> EXERCISE BRIEF
Repeat the listing below in full, exactly as it stands.

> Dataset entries
|---|
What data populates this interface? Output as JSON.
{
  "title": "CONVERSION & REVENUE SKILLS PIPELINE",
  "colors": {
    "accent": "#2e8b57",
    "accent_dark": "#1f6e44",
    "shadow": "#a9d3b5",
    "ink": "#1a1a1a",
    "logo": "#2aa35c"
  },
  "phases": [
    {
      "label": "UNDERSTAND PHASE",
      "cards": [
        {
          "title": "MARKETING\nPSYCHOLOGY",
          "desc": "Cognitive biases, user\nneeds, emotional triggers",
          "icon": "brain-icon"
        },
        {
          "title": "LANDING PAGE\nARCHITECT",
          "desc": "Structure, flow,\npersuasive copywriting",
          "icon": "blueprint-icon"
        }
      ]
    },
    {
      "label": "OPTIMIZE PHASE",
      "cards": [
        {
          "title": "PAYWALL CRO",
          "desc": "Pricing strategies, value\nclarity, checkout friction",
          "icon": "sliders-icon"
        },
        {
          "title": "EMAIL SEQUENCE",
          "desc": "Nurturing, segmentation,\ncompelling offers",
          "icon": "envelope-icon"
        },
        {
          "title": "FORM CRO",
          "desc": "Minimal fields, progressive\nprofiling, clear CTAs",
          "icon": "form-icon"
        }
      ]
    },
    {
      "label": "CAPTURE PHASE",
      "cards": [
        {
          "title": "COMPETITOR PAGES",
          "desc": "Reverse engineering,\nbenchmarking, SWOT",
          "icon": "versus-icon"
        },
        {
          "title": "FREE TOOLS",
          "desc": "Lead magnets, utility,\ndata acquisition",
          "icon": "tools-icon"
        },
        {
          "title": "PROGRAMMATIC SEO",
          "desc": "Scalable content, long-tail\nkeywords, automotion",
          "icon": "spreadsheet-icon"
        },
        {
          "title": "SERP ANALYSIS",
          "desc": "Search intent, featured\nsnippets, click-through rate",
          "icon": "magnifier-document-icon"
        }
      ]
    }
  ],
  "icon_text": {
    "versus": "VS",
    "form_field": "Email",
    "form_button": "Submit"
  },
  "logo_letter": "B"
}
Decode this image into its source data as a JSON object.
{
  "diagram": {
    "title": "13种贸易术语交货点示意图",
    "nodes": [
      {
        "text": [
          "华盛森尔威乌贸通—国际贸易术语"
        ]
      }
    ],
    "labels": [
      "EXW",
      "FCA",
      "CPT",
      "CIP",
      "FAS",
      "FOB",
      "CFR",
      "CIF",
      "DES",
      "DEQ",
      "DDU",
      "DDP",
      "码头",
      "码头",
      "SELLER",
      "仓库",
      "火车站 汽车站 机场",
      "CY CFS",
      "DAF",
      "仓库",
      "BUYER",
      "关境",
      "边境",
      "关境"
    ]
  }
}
|---|
> ANSWER TO THE TASK
What data populates this interface? Output as JSON.
{
  "title": "CONVERSION & REVENUE SKILLS PIPELINE",
  "colors": {
    "accent": "#2e8b57",
    "accent_dark": "#1f6e44",
    "shadow": "#a9d3b5",
    "ink": "#1a1a1a",
    "logo": "#2aa35c"
  },
  "phases": [
    {
      "label": "UNDERSTAND PHASE",
      "cards": [
        {
          "title": "MARKETING\nPSYCHOLOGY",
          "desc": "Cognitive biases, user\nneeds, emotional triggers",
          "icon": "brain-icon"
        },
        {
          "title": "LANDING PAGE\nARCHITECT",
          "desc": "Structure, flow,\npersuasive copywriting",
          "icon": "blueprint-icon"
        }
      ]
    },
    {
      "label": "OPTIMIZE PHASE",
      "cards": [
        {
          "title": "PAYWALL CRO",
          "desc": "Pricing strategies, value\nclarity, checkout friction",
          "icon": "sliders-icon"
        },
        {
          "title": "EMAIL SEQUENCE",
          "desc": "Nurturing, segmentation,\ncompelling offers",
          "icon": "envelope-icon"
        },
        {
          "title": "FORM CRO",
          "desc": "Minimal fields, progressive\nprofiling, clear CTAs",
          "icon": "form-icon"
        }
      ]
    },
    {
      "label": "CAPTURE PHASE",
      "cards": [
        {
          "title": "COMPETITOR PAGES",
          "desc": "Reverse engineering,\nbenchmarking, SWOT",
          "icon": "versus-icon"
        },
        {
          "title": "FREE TOOLS",
          "desc": "Lead magnets, utility,\ndata acquisition",
          "icon": "tools-icon"
        },
        {
          "title": "PROGRAMMATIC SEO",
          "desc": "Scalable content, long-tail\nkeywords, automotion",
          "icon": "spreadsheet-icon"
        },
        {
          "title": "SERP ANALYSIS",
          "desc": "Search intent, featured\nsnippets, click-through rate",
          "icon": "magnifier-document-icon"
        }
      ]
    }
  ],
  "icon_text": {
    "versus": "VS",
    "form_field": "Email",
    "form_button": "Submit"
  },
  "logo_letter": "B"
}
Decode this image into its source data as a JSON object.
{
  "diagram": {
    "title": "13种贸易术语交货点示意图",
    "nodes": [
      {
        "text": [
          "华盛森尔威乌贸通—国际贸易术语"
        ]
      }
    ],
    "labels": [
      "EXW",
      "FCA",
      "CPT",
      "CIP",
      "FAS",
      "FOB",
      "CFR",
      "CIF",
      "DES",
      "DEQ",
      "DDU",
      "DDP",
      "码头",
      "码头",
      "SELLER",
      "仓库",
      "火车站 汽车站 机场",
      "CY CFS",
      "DAF",
      "仓库",
      "BUYER",
      "关境",
      "边境",
      "关境"
    ]
  }
}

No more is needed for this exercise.